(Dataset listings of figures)
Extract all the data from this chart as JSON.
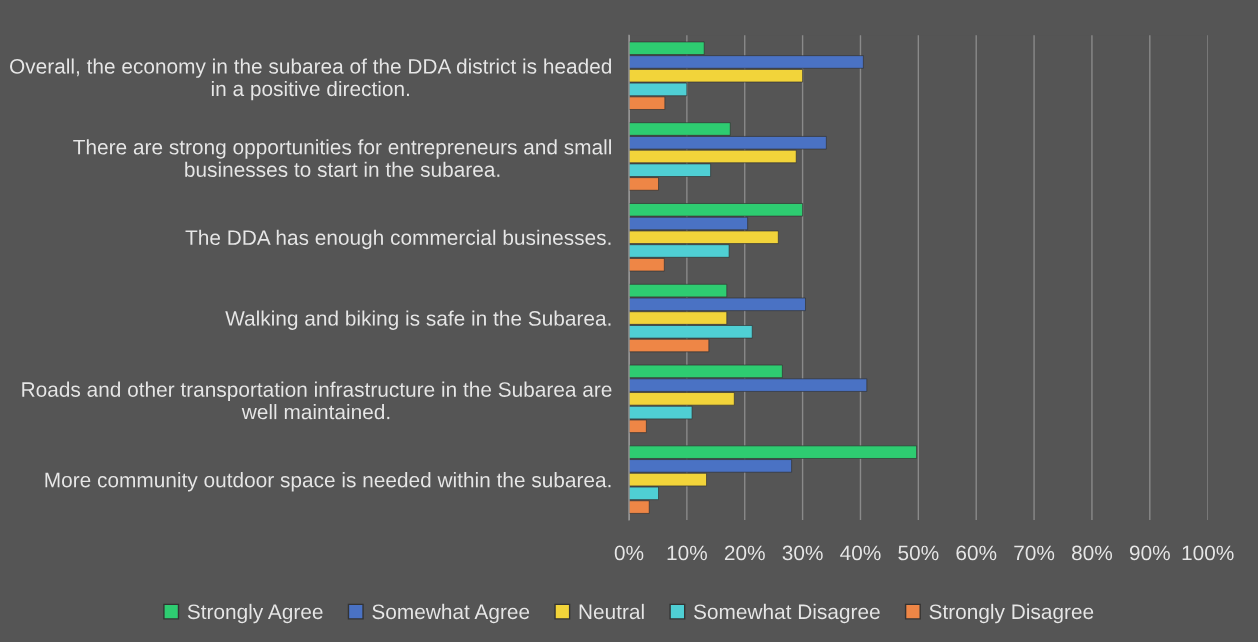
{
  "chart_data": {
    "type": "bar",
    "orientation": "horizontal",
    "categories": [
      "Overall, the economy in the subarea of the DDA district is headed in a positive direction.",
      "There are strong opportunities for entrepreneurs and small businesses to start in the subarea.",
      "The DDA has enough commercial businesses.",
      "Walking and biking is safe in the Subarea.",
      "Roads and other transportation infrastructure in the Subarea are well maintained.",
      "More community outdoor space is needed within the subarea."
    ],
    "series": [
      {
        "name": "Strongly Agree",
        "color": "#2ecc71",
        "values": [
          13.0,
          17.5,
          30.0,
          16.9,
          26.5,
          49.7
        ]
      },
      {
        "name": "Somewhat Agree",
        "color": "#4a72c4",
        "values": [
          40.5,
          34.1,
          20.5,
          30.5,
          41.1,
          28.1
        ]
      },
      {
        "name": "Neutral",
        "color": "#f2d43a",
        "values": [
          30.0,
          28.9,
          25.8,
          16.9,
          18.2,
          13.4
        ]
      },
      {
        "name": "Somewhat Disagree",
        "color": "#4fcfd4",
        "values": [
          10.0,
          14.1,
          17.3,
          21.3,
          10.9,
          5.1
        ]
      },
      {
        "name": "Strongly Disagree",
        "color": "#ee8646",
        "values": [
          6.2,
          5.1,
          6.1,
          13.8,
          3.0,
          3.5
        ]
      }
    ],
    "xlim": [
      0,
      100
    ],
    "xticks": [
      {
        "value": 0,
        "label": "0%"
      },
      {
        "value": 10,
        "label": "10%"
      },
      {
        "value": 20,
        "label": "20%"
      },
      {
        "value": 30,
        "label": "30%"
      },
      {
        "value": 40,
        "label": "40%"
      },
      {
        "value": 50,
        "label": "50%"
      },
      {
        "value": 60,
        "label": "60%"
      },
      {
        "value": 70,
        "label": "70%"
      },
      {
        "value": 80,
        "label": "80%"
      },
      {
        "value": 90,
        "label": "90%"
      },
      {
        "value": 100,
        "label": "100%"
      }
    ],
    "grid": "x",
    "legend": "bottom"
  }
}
---
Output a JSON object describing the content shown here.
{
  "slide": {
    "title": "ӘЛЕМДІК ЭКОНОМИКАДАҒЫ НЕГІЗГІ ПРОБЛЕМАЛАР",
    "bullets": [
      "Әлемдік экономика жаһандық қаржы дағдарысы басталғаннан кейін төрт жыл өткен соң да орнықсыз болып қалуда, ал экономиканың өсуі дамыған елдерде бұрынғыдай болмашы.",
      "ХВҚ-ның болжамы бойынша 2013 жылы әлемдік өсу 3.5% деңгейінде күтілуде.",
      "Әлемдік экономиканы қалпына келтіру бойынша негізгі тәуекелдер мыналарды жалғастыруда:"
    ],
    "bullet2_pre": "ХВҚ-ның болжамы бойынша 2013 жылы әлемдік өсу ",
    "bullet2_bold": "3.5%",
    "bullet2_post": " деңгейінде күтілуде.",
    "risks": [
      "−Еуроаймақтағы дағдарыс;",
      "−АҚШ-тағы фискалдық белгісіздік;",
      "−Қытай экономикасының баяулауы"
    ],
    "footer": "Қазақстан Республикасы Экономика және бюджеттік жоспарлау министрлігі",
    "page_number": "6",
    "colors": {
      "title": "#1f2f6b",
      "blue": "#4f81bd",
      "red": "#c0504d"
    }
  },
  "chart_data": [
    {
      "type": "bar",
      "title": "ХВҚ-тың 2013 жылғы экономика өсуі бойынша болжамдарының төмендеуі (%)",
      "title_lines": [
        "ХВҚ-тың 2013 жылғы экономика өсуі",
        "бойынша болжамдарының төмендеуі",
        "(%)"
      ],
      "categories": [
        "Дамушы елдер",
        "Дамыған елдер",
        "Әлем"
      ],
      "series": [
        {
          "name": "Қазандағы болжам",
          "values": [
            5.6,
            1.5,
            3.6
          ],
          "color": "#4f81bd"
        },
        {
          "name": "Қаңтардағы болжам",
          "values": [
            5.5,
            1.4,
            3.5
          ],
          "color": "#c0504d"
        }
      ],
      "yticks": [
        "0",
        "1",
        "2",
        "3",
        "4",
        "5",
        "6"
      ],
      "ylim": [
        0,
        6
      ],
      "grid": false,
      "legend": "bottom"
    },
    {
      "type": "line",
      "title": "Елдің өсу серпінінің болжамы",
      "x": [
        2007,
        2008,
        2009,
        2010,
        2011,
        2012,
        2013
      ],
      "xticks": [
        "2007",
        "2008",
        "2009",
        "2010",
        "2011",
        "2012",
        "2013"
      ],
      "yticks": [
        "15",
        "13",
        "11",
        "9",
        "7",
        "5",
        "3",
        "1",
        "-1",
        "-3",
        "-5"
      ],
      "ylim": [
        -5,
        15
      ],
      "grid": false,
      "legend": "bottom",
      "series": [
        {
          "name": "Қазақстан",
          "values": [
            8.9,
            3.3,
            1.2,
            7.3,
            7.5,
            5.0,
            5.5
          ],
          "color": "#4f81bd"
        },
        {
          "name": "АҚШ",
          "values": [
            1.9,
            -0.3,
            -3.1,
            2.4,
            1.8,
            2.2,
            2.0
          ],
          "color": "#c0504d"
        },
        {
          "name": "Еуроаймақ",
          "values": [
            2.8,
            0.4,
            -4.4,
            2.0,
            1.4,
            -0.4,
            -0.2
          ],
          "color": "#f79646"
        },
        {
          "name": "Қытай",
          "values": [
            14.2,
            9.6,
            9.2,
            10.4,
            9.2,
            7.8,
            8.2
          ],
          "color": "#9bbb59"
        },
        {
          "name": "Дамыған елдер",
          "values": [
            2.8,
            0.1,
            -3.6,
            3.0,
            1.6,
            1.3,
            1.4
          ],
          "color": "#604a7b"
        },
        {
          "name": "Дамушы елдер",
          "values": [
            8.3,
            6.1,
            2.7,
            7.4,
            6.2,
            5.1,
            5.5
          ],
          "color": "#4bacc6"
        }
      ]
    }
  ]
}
==
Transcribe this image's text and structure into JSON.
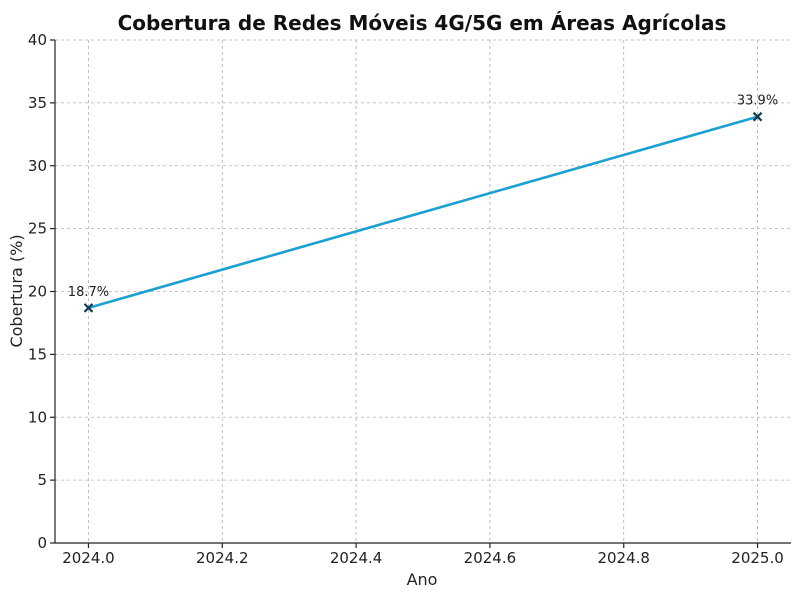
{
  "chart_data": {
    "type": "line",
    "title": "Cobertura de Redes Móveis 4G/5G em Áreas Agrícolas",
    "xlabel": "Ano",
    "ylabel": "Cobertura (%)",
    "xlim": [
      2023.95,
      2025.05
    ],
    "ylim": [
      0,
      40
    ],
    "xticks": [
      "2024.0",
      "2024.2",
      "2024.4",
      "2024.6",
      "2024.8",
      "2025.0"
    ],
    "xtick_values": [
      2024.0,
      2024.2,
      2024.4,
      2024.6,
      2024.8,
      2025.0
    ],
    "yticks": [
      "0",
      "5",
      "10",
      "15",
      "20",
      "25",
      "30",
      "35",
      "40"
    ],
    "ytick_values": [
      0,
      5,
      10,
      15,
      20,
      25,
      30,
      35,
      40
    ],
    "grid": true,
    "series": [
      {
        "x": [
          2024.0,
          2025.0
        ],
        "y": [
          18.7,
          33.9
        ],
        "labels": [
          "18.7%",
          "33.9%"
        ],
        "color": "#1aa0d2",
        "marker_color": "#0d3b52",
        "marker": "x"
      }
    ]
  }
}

• [Written problem]: In the entries above, find each line with the word "this" and copy it.

• [The response]:
Extract all the data from this chart as JSON.
Transcribe this image's text and structure into JSON.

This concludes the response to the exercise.